*YOUR GOAL*:
Exactly as they appear, output all of the entries.

------ SOURCE MATERIAL ------

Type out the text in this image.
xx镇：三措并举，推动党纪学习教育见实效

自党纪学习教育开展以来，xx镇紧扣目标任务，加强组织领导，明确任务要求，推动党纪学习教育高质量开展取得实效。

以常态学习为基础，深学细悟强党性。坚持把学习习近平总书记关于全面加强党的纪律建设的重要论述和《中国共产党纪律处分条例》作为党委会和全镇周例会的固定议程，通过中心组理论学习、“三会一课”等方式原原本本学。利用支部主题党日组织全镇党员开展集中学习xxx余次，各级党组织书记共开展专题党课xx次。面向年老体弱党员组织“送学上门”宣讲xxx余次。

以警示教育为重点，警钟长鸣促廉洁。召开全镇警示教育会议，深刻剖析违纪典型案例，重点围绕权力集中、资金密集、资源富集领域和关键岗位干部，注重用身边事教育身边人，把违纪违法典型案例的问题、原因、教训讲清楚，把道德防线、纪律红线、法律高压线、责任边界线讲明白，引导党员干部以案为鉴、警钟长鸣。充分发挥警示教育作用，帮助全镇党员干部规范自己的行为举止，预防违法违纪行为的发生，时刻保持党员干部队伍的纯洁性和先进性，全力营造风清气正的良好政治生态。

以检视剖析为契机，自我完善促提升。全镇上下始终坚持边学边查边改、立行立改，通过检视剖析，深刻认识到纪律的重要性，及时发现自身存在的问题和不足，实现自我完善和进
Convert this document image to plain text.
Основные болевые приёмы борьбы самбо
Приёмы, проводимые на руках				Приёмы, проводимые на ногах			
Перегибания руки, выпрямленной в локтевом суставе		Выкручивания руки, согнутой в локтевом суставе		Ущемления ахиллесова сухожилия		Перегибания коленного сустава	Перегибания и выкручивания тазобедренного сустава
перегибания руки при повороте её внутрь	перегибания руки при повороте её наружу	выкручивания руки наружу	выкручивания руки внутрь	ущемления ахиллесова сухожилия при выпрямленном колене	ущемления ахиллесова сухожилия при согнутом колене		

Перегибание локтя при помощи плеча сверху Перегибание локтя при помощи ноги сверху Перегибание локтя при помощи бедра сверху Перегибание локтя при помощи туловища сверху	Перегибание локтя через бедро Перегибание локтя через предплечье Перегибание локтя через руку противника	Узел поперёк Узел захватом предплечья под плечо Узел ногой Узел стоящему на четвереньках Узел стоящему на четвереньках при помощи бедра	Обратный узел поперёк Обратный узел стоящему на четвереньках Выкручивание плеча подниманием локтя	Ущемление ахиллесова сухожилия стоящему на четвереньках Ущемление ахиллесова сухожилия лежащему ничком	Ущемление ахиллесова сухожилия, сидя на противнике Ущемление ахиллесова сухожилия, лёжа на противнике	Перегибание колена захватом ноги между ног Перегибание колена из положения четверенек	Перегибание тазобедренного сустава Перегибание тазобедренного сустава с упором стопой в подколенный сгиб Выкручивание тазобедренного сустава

------

*TASK OUTPUT*:
Type out the text in this image.
xx镇：三措并举，推动党纪学习教育见实效

自党纪学习教育开展以来，xx镇紧扣目标任务，加强组织领导，明确任务要求，推动党纪学习教育高质量开展取得实效。

以常态学习为基础，深学细悟强党性。坚持把学习习近平总书记关于全面加强党的纪律建设的重要论述和《中国共产党纪律处分条例》作为党委会和全镇周例会的固定议程，通过中心组理论学习、“三会一课”等方式原原本本学。利用支部主题党日组织全镇党员开展集中学习xxx余次，各级党组织书记共开展专题党课xx次。面向年老体弱党员组织“送学上门”宣讲xxx余次。

以警示教育为重点，警钟长鸣促廉洁。召开全镇警示教育会议，深刻剖析违纪典型案例，重点围绕权力集中、资金密集、资源富集领域和关键岗位干部，注重用身边事教育身边人，把违纪违法典型案例的问题、原因、教训讲清楚，把道德防线、纪律红线、法律高压线、责任边界线讲明白，引导党员干部以案为鉴、警钟长鸣。充分发挥警示教育作用，帮助全镇党员干部规范自己的行为举止，预防违法违纪行为的发生，时刻保持党员干部队伍的纯洁性和先进性，全力营造风清气正的良好政治生态。

以检视剖析为契机，自我完善促提升。全镇上下始终坚持边学边查边改、立行立改，通过检视剖析，深刻认识到纪律的重要性，及时发现自身存在的问题和不足，实现自我完善和进
Convert this document image to plain text.
Основные болевые приёмы борьбы самбо
Приёмы, проводимые на руках				Приёмы, проводимые на ногах			
Перегибания руки, выпрямленной в локтевом суставе		Выкручивания руки, согнутой в локтевом суставе		Ущемления ахиллесова сухожилия		Перегибания коленного сустава	Перегибания и выкручивания тазобедренного сустава
перегибания руки при повороте её внутрь	перегибания руки при повороте её наружу	выкручивания руки наружу	выкручивания руки внутрь	ущемления ахиллесова сухожилия при выпрямленном колене	ущемления ахиллесова сухожилия при согнутом колене		

Перегибание локтя при помощи плеча сверху Перегибание локтя при помощи ноги сверху Перегибание локтя при помощи бедра сверху Перегибание локтя при помощи туловища сверху	Перегибание локтя через бедро Перегибание локтя через предплечье Перегибание локтя через руку противника	Узел поперёк Узел захватом предплечья под плечо Узел ногой Узел стоящему на четвереньках Узел стоящему на четвереньках при помощи бедра	Обратный узел поперёк Обратный узел стоящему на четвереньках Выкручивание плеча подниманием локтя	Ущемление ахиллесова сухожилия стоящему на четвереньках Ущемление ахиллесова сухожилия лежащему ничком	Ущемление ахиллесова сухожилия, сидя на противнике Ущемление ахиллесова сухожилия, лёжа на противнике	Перегибание колена захватом ноги между ног Перегибание колена из положения четверенек	Перегибание тазобедренного сустава Перегибание тазобедренного сустава с упором стопой в подколенный сгиб Выкручивание тазобедренного сустава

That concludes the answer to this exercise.